*TASK STATEMENT*:
Reproduce the listing lines without any change, starting with the line that contains "Patent image size: (542, 1394)." and ending with the line that contains "The rotating drive 14' is at (329, 169).", both included, and output nothing else.

*TASK INPUT*:

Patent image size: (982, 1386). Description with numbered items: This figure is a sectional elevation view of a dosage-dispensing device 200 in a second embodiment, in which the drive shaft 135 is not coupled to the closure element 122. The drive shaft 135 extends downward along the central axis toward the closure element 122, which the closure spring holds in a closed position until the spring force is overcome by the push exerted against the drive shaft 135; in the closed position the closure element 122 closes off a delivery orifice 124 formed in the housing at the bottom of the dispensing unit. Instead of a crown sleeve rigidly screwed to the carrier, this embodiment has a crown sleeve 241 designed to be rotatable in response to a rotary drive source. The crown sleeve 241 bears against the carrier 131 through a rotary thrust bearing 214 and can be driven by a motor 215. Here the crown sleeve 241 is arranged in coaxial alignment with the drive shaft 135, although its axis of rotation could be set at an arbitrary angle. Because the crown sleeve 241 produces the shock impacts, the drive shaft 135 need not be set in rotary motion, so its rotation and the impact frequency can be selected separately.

* * *

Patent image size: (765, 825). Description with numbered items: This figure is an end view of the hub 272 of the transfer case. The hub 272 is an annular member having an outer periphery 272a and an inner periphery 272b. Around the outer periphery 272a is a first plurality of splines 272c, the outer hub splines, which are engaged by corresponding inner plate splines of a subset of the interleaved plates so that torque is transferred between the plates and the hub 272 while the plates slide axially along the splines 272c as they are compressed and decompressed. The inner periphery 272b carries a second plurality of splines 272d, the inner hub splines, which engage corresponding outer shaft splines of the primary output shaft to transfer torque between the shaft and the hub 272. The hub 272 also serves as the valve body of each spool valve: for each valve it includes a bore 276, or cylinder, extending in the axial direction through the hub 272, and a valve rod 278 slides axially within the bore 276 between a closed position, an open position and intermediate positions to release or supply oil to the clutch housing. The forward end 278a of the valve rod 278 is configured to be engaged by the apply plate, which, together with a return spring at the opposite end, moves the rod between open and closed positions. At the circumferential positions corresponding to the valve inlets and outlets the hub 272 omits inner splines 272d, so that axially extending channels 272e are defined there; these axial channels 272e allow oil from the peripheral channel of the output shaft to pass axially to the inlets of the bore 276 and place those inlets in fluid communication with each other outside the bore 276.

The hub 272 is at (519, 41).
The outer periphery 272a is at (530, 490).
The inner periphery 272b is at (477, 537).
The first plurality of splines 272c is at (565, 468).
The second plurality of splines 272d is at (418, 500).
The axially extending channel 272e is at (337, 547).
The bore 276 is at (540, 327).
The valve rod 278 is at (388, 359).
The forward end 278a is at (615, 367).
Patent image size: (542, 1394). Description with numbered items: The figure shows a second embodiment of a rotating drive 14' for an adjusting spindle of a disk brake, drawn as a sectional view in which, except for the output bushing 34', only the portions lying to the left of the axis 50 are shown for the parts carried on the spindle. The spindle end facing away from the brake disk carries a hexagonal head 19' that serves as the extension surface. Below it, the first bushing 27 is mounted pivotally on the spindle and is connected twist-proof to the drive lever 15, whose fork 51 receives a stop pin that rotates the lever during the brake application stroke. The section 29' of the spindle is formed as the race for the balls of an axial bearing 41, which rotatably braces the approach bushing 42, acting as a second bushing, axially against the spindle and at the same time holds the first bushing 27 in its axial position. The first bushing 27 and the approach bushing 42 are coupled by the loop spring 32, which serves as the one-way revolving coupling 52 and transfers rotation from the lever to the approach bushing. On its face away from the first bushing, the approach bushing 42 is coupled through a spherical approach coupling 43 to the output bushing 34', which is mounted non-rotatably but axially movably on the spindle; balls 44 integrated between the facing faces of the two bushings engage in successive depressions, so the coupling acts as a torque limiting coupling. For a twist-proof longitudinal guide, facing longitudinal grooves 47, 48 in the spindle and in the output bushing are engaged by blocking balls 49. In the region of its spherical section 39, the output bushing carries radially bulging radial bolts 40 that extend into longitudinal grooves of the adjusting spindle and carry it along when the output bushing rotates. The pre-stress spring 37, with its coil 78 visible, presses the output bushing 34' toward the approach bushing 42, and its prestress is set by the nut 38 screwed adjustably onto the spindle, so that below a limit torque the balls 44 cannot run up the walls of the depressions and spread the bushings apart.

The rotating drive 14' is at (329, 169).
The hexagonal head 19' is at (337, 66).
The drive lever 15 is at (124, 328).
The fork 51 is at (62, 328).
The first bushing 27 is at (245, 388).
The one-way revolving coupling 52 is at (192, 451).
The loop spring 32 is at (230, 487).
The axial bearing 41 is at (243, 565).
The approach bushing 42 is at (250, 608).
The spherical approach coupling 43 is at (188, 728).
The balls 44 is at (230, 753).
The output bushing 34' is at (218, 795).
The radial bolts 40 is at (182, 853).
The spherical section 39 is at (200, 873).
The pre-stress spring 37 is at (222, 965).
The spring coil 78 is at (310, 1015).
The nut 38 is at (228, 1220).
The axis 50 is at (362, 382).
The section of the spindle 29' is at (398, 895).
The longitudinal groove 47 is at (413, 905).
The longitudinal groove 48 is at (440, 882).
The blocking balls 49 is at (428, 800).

*ANSWER TO THIS PROBLEM*:
Patent image size: (542, 1394). Description with numbered items: The figure shows a second embodiment of a rotating drive 14' for an adjusting spindle of a disk brake, drawn as a sectional view in which, except for the output bushing 34', only the portions lying to the left of the axis 50 are shown for the parts carried on the spindle. The spindle end facing away from the brake disk carries a hexagonal head 19' that serves as the extension surface. Below it, the first bushing 27 is mounted pivotally on the spindle and is connected twist-proof to the drive lever 15, whose fork 51 receives a stop pin that rotates the lever during the brake application stroke. The section 29' of the spindle is formed as the race for the balls of an axial bearing 41, which rotatably braces the approach bushing 42, acting as a second bushing, axially against the spindle and at the same time holds the first bushing 27 in its axial position. The first bushing 27 and the approach bushing 42 are coupled by the loop spring 32, which serves as the one-way revolving coupling 52 and transfers rotation from the lever to the approach bushing. On its face away from the first bushing, the approach bushing 42 is coupled through a spherical approach coupling 43 to the output bushing 34', which is mounted non-rotatably but axially movably on the spindle; balls 44 integrated between the facing faces of the two bushings engage in successive depressions, so the coupling acts as a torque limiting coupling. For a twist-proof longitudinal guide, facing longitudinal grooves 47, 48 in the spindle and in the output bushing are engaged by blocking balls 49. In the region of its spherical section 39, the output bushing carries radially bulging radial bolts 40 that extend into longitudinal grooves of the adjusting spindle and carry it along when the output bushing rotates. The pre-stress spring 37, with its coil 78 visible, presses the output bushing 34' toward the approach bushing 42, and its prestress is set by the nut 38 screwed adjustably onto the spindle, so that below a limit torque the balls 44 cannot run up the walls of the depressions and spread the bushings apart.

The rotating drive 14' is at (329, 169).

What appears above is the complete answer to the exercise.